[START OF Record list]

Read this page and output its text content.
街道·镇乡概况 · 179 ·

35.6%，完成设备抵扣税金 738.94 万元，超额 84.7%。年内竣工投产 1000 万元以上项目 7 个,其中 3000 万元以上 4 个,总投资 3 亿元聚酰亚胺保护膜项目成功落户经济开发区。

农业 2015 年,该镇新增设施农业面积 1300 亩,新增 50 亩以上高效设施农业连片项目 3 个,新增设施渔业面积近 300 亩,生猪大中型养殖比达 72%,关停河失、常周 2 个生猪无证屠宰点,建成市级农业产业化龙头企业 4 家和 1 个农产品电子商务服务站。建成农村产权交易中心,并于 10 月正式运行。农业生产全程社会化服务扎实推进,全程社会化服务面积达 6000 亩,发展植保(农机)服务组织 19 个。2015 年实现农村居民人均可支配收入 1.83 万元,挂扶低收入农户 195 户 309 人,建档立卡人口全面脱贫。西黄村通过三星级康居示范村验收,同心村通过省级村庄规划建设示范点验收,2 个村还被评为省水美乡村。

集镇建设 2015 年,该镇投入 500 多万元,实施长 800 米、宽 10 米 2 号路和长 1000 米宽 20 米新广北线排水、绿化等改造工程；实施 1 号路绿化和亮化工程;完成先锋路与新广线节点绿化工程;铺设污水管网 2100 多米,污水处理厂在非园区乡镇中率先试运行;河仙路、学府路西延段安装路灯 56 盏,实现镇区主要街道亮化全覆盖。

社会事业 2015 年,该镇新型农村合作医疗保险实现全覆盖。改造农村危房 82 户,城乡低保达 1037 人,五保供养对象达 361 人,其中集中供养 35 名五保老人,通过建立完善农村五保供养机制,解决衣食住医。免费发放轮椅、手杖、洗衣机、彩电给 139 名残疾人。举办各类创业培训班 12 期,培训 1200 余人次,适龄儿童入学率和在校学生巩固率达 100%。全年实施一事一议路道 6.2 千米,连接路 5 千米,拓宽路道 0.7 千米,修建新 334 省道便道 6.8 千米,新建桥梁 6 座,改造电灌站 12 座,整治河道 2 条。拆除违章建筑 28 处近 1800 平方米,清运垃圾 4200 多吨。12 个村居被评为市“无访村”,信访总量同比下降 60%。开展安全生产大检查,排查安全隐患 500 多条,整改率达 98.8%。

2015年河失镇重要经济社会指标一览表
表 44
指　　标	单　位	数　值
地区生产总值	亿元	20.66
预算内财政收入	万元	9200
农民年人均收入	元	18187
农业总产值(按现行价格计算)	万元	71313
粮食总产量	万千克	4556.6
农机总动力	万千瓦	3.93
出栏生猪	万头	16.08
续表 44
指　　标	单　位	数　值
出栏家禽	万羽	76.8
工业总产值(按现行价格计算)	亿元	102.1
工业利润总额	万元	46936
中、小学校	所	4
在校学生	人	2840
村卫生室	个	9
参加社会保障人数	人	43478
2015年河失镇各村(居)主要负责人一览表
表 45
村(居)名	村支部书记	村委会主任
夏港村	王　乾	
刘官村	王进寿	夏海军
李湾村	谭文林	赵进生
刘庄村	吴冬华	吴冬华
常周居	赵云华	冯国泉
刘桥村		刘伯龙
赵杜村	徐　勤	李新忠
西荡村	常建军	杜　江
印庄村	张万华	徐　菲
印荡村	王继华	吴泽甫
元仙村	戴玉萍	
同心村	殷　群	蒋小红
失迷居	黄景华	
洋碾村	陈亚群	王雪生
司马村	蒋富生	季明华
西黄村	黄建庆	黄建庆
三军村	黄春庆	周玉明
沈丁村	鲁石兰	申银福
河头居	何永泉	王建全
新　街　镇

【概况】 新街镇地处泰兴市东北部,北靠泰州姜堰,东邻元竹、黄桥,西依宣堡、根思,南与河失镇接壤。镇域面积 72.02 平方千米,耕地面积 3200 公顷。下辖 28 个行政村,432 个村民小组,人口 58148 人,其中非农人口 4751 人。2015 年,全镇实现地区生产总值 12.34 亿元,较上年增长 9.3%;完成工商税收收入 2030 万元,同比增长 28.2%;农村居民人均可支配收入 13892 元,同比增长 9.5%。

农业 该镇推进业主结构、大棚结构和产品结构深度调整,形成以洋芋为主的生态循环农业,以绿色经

[END OF Record list]

Goal
All records above must be set down exactly, please.

Written answer
Read this page and output its text content.
街道·镇乡概况 · 179 ·

35.6%，完成设备抵扣税金 738.94 万元，超额 84.7%。年内竣工投产 1000 万元以上项目 7 个,其中 3000 万元以上 4 个,总投资 3 亿元聚酰亚胺保护膜项目成功落户经济开发区。

农业 2015 年,该镇新增设施农业面积 1300 亩,新增 50 亩以上高效设施农业连片项目 3 个,新增设施渔业面积近 300 亩,生猪大中型养殖比达 72%,关停河失、常周 2 个生猪无证屠宰点,建成市级农业产业化龙头企业 4 家和 1 个农产品电子商务服务站。建成农村产权交易中心,并于 10 月正式运行。农业生产全程社会化服务扎实推进,全程社会化服务面积达 6000 亩,发展植保(农机)服务组织 19 个。2015 年实现农村居民人均可支配收入 1.83 万元,挂扶低收入农户 195 户 309 人,建档立卡人口全面脱贫。西黄村通过三星级康居示范村验收,同心村通过省级村庄规划建设示范点验收,2 个村还被评为省水美乡村。

集镇建设 2015 年,该镇投入 500 多万元,实施长 800 米、宽 10 米 2 号路和长 1000 米宽 20 米新广北线排水、绿化等改造工程；实施 1 号路绿化和亮化工程;完成先锋路与新广线节点绿化工程;铺设污水管网 2100 多米,污水处理厂在非园区乡镇中率先试运行;河仙路、学府路西延段安装路灯 56 盏,实现镇区主要街道亮化全覆盖。

社会事业 2015 年,该镇新型农村合作医疗保险实现全覆盖。改造农村危房 82 户,城乡低保达 1037 人,五保供养对象达 361 人,其中集中供养 35 名五保老人,通过建立完善农村五保供养机制,解决衣食住医。免费发放轮椅、手杖、洗衣机、彩电给 139 名残疾人。举办各类创业培训班 12 期,培训 1200 余人次,适龄儿童入学率和在校学生巩固率达 100%。全年实施一事一议路道 6.2 千米,连接路 5 千米,拓宽路道 0.7 千米,修建新 334 省道便道 6.8 千米,新建桥梁 6 座,改造电灌站 12 座,整治河道 2 条。拆除违章建筑 28 处近 1800 平方米,清运垃圾 4200 多吨。12 个村居被评为市“无访村”,信访总量同比下降 60%。开展安全生产大检查,排查安全隐患 500 多条,整改率达 98.8%。

2015年河失镇重要经济社会指标一览表
表 44
指　　标	单　位	数　值
地区生产总值	亿元	20.66
预算内财政收入	万元	9200
农民年人均收入	元	18187
农业总产值(按现行价格计算)	万元	71313
粮食总产量	万千克	4556.6
农机总动力	万千瓦	3.93
出栏生猪	万头	16.08
续表 44
指　　标	单　位	数　值
出栏家禽	万羽	76.8
工业总产值(按现行价格计算)	亿元	102.1
工业利润总额	万元	46936
中、小学校	所	4
在校学生	人	2840
村卫生室	个	9
参加社会保障人数	人	43478
2015年河失镇各村(居)主要负责人一览表
表 45
村(居)名	村支部书记	村委会主任
夏港村	王　乾	
刘官村	王进寿	夏海军
李湾村	谭文林	赵进生
刘庄村	吴冬华	吴冬华
常周居	赵云华	冯国泉
刘桥村		刘伯龙
赵杜村	徐　勤	李新忠
西荡村	常建军	杜　江
印庄村	张万华	徐　菲
印荡村	王继华	吴泽甫
元仙村	戴玉萍	
同心村	殷　群	蒋小红
失迷居	黄景华	
洋碾村	陈亚群	王雪生
司马村	蒋富生	季明华
西黄村	黄建庆	黄建庆
三军村	黄春庆	周玉明
沈丁村	鲁石兰	申银福
河头居	何永泉	王建全
新　街　镇

【概况】 新街镇地处泰兴市东北部,北靠泰州姜堰,东邻元竹、黄桥,西依宣堡、根思,南与河失镇接壤。镇域面积 72.02 平方千米,耕地面积 3200 公顷。下辖 28 个行政村,432 个村民小组,人口 58148 人,其中非农人口 4751 人。2015 年,全镇实现地区生产总值 12.34 亿元,较上年增长 9.3%;完成工商税收收入 2030 万元,同比增长 28.2%;农村居民人均可支配收入 13892 元,同比增长 9.5%。

农业 该镇推进业主结构、大棚结构和产品结构深度调整,形成以洋芋为主的生态循环农业,以绿色经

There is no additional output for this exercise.